▶ [YOUR GOAL]: Please report every line in the entries that contains the string "cost".

▶ [LISTED RECORDS]:

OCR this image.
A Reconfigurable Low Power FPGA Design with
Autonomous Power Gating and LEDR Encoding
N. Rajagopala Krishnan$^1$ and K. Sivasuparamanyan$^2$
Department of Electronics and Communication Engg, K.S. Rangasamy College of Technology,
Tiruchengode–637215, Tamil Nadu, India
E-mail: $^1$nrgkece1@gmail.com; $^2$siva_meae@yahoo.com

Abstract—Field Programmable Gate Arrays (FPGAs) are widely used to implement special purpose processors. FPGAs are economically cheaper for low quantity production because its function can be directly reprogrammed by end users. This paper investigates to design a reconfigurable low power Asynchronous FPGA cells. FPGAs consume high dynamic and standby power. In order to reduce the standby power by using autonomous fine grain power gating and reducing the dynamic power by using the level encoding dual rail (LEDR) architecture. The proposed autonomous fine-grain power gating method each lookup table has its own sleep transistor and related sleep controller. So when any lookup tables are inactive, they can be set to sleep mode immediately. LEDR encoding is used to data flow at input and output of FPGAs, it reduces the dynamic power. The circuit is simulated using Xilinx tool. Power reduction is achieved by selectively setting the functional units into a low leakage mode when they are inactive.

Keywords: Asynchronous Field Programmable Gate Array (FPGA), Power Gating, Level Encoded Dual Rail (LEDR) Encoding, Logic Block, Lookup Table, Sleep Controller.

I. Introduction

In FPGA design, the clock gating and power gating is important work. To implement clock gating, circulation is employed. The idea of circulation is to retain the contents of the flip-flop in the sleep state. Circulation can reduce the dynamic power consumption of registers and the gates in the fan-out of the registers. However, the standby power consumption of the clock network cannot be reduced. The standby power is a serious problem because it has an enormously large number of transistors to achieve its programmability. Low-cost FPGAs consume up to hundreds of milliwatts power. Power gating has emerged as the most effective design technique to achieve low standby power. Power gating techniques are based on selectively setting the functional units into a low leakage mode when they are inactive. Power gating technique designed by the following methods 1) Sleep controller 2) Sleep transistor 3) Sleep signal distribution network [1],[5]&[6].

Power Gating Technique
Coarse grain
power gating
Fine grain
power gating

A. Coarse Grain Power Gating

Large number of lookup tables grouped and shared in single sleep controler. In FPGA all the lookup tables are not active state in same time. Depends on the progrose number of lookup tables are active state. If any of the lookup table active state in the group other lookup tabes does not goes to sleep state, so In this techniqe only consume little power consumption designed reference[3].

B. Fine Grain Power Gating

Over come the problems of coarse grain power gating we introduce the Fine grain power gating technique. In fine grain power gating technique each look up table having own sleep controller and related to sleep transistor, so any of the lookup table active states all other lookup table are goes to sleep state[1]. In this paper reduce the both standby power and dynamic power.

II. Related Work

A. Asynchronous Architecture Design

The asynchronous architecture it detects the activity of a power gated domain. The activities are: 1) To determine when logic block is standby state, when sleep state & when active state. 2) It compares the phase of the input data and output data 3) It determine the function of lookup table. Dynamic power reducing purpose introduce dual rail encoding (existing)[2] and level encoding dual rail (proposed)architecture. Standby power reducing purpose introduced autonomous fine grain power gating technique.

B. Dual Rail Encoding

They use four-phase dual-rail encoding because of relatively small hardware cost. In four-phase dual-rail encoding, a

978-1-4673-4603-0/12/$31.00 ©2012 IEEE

▶ [EXERCISE ANSWER]:
In FPGA design, the clock gating and power gating is important work. To implement clock gating, circulation is employed. The idea of circulation is to retain the contents of the flip-flop in the sleep state. Circulation can reduce the dynamic power consumption of registers and the gates in the fan-out of the registers. However, the standby power consumption of the clock network cannot be reduced. The standby power is a serious problem because it has an enormously large number of transistors to achieve its programmability. Low-cost FPGAs consume up to hundreds of milliwatts power. Power gating has emerged as the most effective design technique to achieve low standby power. Power gating techniques are based on selectively setting the functional units into a low leakage mode when they are inactive. Power gating technique designed by the following methods 1) Sleep controller 2) Sleep transistor 3) Sleep signal distribution network [1],[5]&[6].
They use four-phase dual-rail encoding because of relatively small hardware cost. In four-phase dual-rail encoding, a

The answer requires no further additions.